** START **
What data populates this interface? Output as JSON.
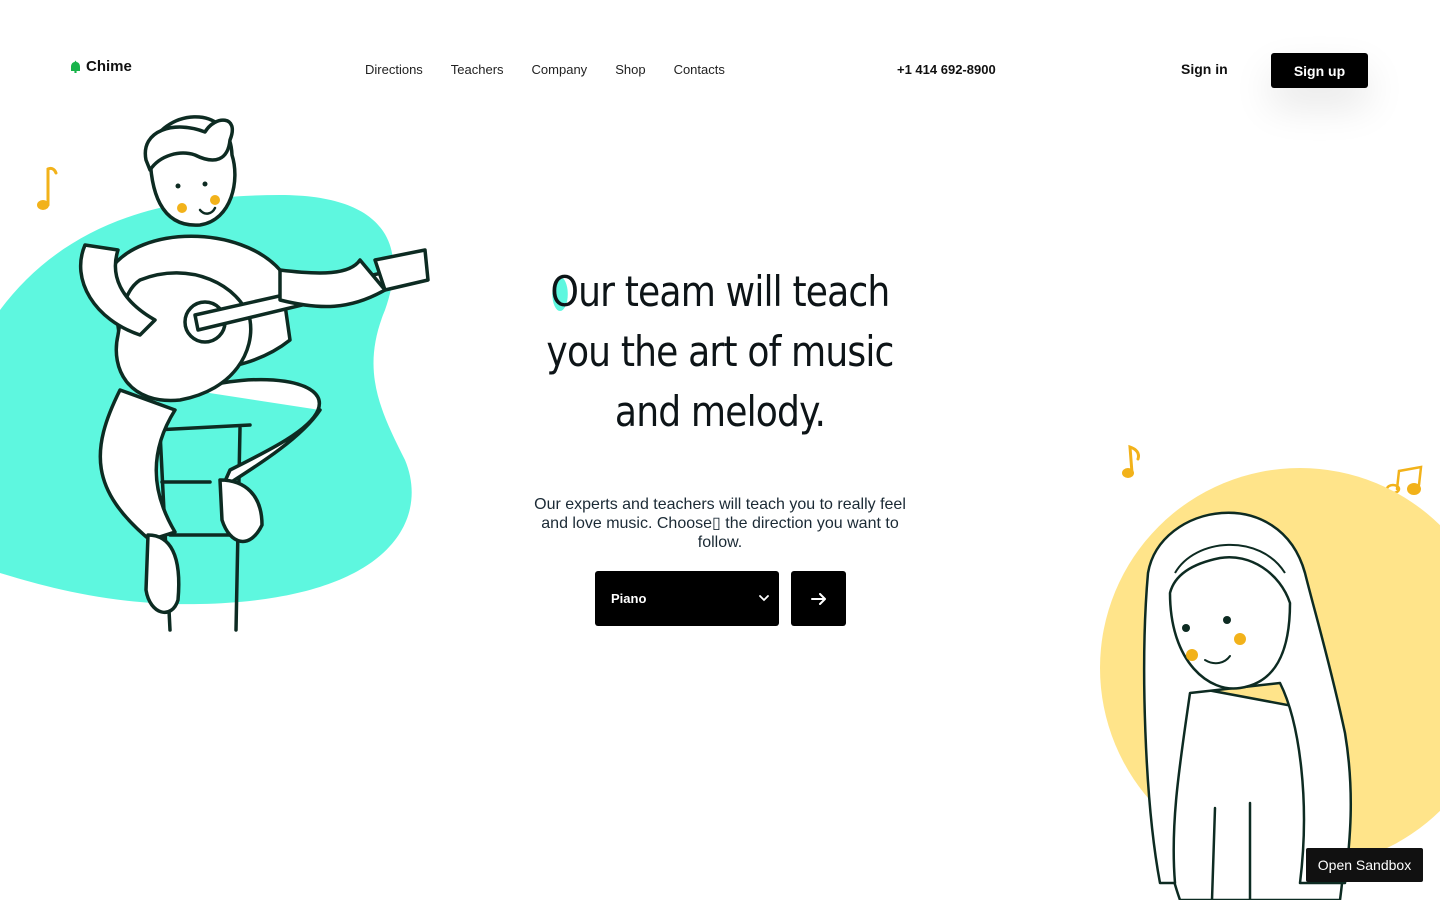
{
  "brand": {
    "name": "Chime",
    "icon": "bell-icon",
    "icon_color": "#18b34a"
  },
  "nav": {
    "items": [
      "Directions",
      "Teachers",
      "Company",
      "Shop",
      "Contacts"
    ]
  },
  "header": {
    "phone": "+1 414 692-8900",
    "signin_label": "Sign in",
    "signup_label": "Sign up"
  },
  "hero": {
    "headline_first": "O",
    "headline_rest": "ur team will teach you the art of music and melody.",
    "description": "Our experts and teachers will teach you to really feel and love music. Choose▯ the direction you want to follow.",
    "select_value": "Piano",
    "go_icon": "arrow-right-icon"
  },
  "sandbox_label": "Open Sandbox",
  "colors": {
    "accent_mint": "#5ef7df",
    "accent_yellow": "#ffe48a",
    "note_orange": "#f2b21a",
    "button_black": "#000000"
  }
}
** END **
** START **
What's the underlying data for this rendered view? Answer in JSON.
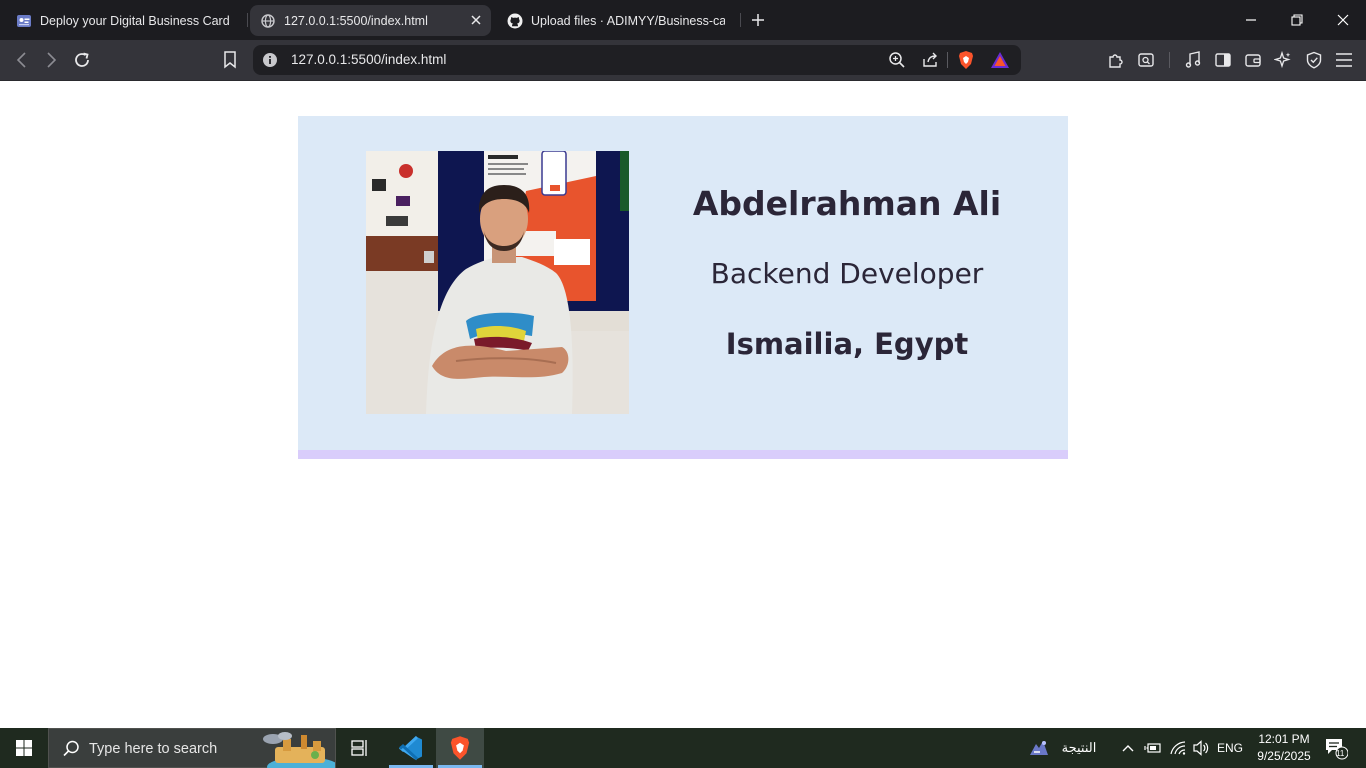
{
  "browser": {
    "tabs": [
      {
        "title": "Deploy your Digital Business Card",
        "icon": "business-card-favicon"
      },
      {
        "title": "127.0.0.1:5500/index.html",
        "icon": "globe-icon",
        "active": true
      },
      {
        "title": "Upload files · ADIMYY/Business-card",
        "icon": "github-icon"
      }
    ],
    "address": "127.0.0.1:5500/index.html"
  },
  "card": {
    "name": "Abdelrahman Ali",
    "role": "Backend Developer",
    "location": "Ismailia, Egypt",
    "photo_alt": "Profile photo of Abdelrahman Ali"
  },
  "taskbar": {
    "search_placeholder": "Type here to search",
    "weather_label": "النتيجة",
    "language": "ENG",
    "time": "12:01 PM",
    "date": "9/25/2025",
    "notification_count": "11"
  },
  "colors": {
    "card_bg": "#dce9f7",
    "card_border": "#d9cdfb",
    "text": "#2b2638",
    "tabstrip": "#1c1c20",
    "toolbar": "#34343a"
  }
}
** END **
TASK INSTRUCTIONS:
Identify the lines in the entries above that contain "What", then copy them out.

EXPECTED OUTPUT:
What data populates this interface? Output as JSON.
What's the underlying data for this rendered view? Answer in JSON.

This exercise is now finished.